┌─ Extract to read
Stony Brook University

MAT 123 Intro to Calculus

Fall 2003

* Index
* Course Description
* Teaching Staff, Office Hours
* Syllabus and Schedule
* Homework

Course Description

MAT 123 is a thorough preparation for the calculus sequences at Stony Brook University (MAT 125-127, MAT 131-132, and AMS 151-161). Its primary objective is strengthening students' grasp of the mathematical tools needed for calculus: functions, graphs, polynomials, exponentials, logarithms, trigonometry, and their applications. Towards the end of the course the first fundamental concepts of calculus (limits and derivatives) will be examined as part of a transition to the beginning of MAT 125, 131 or AMS 151.

The fundamental objects of study in mathematics are functions. The approach taken in MAT 123 is to present and analyze functions from several points of view: as symbolic formulas, as graphs, as numerical data, and as relationships between quantities arising in applications. Similarly, the concepts of calculus are studied from these vantage points. All of these approaches to understanding are essential.

Prerequisites: Students in MAT 123 must have received a score of 3 or better on the Mathematics Placement Examination (MPE) administered by the Department of Mathematics to all incoming freshmen. If you received a lower MPE score, take courses such as MAP 101 and MAP 103 to improve your performance on the MPE. (For more information, refer to the webpage First Year Mathematics at Stony Brook. - not yet updated for Fall 2003!)

Text: The required textbook comprises selected chapters from two books by James Stewart: Precalculus, Chapters 1-7; and Calculus: Concepts and Contexts, Single Variable, Chapters 1-3. The textbook is intended to be read. Read the assigned sections before the lecture! Reading the textbook will greatly increase your comprehension and enable you to ask intelligent questions in class. Furthermore, the lecturers and recitation instructors will not always be able to cover all of the subject material for which you will be responsible.

Internet Access: Internet access using a web browser is essential. Announcements concerning MAT 123 such as lecture topics, homework assignments, and room assignments for examinations will be found on this web site, as well as links to supplementary material such as review sheets and practice examinations .

Examinations: The course examinations are common to all sections of MAT 123. There will be two evening examinations and a final examination, scheduled as follows.
└─
In the course description above:
(a) What score on the Mathematics Placement Examination must students in MAT 123 have received?
(b) Which chapters of Precalculus are part of the required textbook?
(c) Which first concepts of calculus are examined toward the end of the course?
┌─ Extracted material
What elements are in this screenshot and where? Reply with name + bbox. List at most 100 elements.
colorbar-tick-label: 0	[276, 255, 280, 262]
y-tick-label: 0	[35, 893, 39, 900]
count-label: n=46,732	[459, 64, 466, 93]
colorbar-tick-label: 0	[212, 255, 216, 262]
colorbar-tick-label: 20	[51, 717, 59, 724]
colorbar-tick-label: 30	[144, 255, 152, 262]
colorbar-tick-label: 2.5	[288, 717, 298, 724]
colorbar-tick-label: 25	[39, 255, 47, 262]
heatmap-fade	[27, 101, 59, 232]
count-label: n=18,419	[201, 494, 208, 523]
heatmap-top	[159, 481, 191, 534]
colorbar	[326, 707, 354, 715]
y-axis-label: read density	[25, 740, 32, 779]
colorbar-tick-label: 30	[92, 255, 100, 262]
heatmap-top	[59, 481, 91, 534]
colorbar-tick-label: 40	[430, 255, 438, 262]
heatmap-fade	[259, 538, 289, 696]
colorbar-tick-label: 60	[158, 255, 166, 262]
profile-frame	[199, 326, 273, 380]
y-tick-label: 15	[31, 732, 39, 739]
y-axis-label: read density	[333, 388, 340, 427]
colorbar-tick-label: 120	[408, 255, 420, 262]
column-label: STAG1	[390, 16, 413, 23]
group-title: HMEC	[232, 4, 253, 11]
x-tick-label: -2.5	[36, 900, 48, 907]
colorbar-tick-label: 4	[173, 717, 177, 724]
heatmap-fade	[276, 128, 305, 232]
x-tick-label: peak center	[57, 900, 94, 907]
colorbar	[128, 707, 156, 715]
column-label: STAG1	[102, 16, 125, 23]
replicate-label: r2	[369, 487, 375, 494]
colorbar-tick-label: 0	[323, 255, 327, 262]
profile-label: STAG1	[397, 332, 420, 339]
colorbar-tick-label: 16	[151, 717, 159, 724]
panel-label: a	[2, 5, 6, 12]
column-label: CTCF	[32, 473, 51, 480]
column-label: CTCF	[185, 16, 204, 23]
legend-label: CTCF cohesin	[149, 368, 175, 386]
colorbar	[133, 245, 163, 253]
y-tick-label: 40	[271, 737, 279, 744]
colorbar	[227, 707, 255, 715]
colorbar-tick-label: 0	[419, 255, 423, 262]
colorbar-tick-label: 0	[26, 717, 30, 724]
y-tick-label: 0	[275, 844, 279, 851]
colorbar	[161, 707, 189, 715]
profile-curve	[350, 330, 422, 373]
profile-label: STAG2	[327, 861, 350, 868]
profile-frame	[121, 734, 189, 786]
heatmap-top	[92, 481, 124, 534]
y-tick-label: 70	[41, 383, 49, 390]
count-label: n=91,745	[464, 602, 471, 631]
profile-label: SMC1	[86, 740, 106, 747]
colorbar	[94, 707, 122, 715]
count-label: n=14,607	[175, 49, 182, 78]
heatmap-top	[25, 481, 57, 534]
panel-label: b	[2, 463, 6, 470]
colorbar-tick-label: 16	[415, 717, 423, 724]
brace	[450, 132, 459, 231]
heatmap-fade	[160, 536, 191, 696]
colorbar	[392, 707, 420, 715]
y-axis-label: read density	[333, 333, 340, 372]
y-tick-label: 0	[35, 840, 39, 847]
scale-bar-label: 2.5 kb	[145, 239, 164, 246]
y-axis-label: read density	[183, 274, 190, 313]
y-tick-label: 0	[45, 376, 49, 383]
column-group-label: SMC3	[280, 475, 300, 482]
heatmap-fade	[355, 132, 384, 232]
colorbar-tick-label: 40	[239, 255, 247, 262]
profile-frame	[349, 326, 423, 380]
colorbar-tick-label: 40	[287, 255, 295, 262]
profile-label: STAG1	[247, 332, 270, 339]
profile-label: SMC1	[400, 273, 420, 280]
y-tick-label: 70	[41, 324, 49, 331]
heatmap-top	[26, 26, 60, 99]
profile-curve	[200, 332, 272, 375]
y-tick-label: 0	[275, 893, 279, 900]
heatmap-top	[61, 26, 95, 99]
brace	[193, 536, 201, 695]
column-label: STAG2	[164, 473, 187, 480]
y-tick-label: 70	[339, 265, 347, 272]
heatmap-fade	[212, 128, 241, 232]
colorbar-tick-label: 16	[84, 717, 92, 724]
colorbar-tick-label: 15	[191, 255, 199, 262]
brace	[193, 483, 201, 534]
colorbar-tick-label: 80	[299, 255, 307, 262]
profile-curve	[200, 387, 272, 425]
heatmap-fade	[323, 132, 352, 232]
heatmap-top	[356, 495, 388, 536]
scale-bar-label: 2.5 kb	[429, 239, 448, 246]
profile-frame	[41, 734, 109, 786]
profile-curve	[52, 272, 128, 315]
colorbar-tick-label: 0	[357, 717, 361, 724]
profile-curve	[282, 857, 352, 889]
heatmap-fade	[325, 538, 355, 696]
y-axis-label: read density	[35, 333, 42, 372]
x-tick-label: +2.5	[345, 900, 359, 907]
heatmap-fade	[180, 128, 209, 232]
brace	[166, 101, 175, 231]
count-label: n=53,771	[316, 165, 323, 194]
└─
▶ _Solution to this task_
(a) A score of 3 or better.
(b) Chapters 1-7.
(c) Limits and derivatives.